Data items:
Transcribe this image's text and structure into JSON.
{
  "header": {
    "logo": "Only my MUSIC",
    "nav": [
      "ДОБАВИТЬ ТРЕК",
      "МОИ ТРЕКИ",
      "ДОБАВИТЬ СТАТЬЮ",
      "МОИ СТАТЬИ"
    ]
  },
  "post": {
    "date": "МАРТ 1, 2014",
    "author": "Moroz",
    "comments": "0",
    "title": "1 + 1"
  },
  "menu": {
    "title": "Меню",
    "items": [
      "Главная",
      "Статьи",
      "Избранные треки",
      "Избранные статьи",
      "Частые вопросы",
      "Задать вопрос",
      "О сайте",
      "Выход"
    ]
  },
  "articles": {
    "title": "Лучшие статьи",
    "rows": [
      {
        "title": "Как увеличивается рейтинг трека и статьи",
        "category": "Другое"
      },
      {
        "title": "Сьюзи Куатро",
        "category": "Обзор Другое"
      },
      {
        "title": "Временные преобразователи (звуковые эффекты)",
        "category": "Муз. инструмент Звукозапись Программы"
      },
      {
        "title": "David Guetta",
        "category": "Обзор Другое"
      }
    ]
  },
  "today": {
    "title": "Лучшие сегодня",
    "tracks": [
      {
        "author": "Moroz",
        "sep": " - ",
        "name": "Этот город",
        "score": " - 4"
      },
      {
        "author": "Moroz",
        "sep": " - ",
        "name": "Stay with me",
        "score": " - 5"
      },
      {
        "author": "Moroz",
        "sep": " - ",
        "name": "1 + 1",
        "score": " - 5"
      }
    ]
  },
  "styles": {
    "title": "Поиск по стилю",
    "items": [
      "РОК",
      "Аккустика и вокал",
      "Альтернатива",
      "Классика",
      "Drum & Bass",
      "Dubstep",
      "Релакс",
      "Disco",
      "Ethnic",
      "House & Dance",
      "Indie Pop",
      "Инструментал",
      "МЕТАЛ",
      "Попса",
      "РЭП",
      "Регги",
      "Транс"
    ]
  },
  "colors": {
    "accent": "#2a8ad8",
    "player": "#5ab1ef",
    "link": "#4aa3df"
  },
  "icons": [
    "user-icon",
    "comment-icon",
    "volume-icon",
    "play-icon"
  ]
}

**PROMPT**
Pull out all lines from the entries above that include the word "title".

**SOLUTION TO THIS PROBLEM**
    "title": "1 + 1"
    "title": "Меню",
    "title": "Лучшие статьи",
        "title": "Как увеличивается рейтинг трека и статьи",
        "title": "Сьюзи Куатро",
        "title": "Временные преобразователи (звуковые эффекты)",
        "title": "David Guetta",
    "title": "Лучшие сегодня",
    "title": "Поиск по стилю",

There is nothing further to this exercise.